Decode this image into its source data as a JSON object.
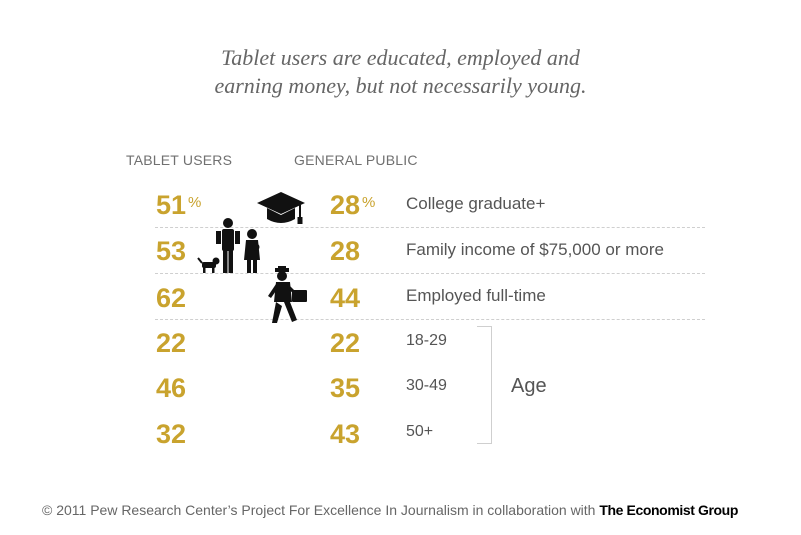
{
  "title_line1": "Tablet users are educated, employed and",
  "title_line2": "earning money, but not necessarily young.",
  "footer": {
    "credit": "© 2011 Pew Research Center’s Project For Excellence In Journalism in collaboration with",
    "brand": "The Economist Group"
  },
  "colors": {
    "value": "#c9a32e",
    "text": "#555555",
    "title": "#666666",
    "rule": "#cfcfcf"
  },
  "icons": [
    "graduation-cap-icon",
    "family-icon",
    "businessman-icon"
  ],
  "chart_data": {
    "type": "table",
    "columns": [
      "TABLET USERS",
      "GENERAL PUBLIC"
    ],
    "rows": [
      {
        "label": "College graduate+",
        "tablet": "51",
        "general": "28",
        "unit": "%"
      },
      {
        "label": "Family income of $75,000 or more",
        "tablet": "53",
        "general": "28"
      },
      {
        "label": "Employed full-time",
        "tablet": "62",
        "general": "44"
      }
    ],
    "age": {
      "title": "Age",
      "rows": [
        {
          "label": "18-29",
          "tablet": "22",
          "general": "22"
        },
        {
          "label": "30-49",
          "tablet": "46",
          "general": "35"
        },
        {
          "label": "50+",
          "tablet": "32",
          "general": "43"
        }
      ]
    }
  }
}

§ REQUIRED WORK
Restate the whole listing above exactly, please, omitting every image.

§ FULL OUTPUT
Decode this image into its source data as a JSON object.
{
  "title_line1": "Tablet users are educated, employed and",
  "title_line2": "earning money, but not necessarily young.",
  "footer": {
    "credit": "© 2011 Pew Research Center’s Project For Excellence In Journalism in collaboration with",
    "brand": "The Economist Group"
  },
  "colors": {
    "value": "#c9a32e",
    "text": "#555555",
    "title": "#666666",
    "rule": "#cfcfcf"
  },
  "icons": [
    "graduation-cap-icon",
    "family-icon",
    "businessman-icon"
  ],
  "chart_data": {
    "type": "table",
    "columns": [
      "TABLET USERS",
      "GENERAL PUBLIC"
    ],
    "rows": [
      {
        "label": "College graduate+",
        "tablet": "51",
        "general": "28",
        "unit": "%"
      },
      {
        "label": "Family income of $75,000 or more",
        "tablet": "53",
        "general": "28"
      },
      {
        "label": "Employed full-time",
        "tablet": "62",
        "general": "44"
      }
    ],
    "age": {
      "title": "Age",
      "rows": [
        {
          "label": "18-29",
          "tablet": "22",
          "general": "22"
        },
        {
          "label": "30-49",
          "tablet": "46",
          "general": "35"
        },
        {
          "label": "50+",
          "tablet": "32",
          "general": "43"
        }
      ]
    }
  }
}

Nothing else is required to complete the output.